In the entries below, find every line with "denne" and copy it.
####################
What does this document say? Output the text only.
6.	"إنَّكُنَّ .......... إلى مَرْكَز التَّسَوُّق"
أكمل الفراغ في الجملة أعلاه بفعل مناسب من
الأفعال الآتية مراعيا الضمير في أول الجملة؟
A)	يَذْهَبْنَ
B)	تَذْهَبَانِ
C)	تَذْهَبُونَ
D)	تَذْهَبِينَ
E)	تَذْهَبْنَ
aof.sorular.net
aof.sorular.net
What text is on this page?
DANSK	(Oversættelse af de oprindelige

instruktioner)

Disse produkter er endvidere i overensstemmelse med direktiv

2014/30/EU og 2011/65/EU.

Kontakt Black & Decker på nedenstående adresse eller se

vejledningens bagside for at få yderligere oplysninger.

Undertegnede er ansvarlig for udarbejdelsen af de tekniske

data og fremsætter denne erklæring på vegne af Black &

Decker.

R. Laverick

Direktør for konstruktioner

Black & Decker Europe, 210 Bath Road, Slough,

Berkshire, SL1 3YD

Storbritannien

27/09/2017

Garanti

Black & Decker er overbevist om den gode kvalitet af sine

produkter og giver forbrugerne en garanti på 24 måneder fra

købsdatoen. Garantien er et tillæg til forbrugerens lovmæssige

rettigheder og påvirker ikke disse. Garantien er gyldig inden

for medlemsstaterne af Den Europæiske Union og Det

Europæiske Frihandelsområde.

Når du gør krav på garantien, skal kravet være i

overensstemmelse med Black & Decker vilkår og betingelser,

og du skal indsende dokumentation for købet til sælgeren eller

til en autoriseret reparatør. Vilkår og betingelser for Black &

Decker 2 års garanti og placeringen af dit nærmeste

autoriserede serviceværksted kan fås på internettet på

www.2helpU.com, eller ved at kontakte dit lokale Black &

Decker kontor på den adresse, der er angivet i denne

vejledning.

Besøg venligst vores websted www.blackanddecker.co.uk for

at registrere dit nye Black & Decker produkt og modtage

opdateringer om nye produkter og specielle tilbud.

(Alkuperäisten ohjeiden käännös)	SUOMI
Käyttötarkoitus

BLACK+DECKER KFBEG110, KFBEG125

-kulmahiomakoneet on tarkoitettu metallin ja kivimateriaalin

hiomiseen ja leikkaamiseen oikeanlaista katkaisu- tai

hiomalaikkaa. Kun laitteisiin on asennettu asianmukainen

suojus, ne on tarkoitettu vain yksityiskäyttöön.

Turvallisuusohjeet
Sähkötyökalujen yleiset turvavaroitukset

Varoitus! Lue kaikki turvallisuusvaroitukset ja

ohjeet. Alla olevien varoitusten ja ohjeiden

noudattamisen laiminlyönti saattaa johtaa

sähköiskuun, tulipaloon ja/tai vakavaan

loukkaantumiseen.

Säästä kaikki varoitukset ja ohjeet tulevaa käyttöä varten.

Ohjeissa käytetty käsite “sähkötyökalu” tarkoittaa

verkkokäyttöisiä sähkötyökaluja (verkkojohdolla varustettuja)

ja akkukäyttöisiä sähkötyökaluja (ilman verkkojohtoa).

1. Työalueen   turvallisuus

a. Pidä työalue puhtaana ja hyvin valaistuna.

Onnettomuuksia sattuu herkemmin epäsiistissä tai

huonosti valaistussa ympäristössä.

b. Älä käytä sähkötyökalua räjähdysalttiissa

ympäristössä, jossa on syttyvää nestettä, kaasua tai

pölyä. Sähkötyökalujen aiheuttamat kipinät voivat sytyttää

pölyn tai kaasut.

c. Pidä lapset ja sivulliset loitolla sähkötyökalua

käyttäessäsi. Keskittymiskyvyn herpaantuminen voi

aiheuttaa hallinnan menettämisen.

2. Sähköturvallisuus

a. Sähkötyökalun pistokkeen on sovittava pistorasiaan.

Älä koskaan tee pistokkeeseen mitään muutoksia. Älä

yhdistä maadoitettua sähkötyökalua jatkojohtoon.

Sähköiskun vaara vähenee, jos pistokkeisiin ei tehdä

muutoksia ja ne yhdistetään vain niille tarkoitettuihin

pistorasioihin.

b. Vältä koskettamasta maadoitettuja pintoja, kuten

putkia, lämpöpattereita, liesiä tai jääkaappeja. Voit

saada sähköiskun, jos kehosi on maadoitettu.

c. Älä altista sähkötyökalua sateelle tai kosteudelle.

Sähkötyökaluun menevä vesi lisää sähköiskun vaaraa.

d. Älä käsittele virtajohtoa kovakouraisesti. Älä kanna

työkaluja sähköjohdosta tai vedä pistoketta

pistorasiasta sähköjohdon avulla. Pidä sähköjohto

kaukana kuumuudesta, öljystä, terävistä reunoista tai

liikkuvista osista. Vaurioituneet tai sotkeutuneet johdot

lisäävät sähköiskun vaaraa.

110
####################
§ FINAL RESULT:
data og fremsætter denne erklæring på vegne af Black &
Decker kontor på den adresse, der er angivet i denne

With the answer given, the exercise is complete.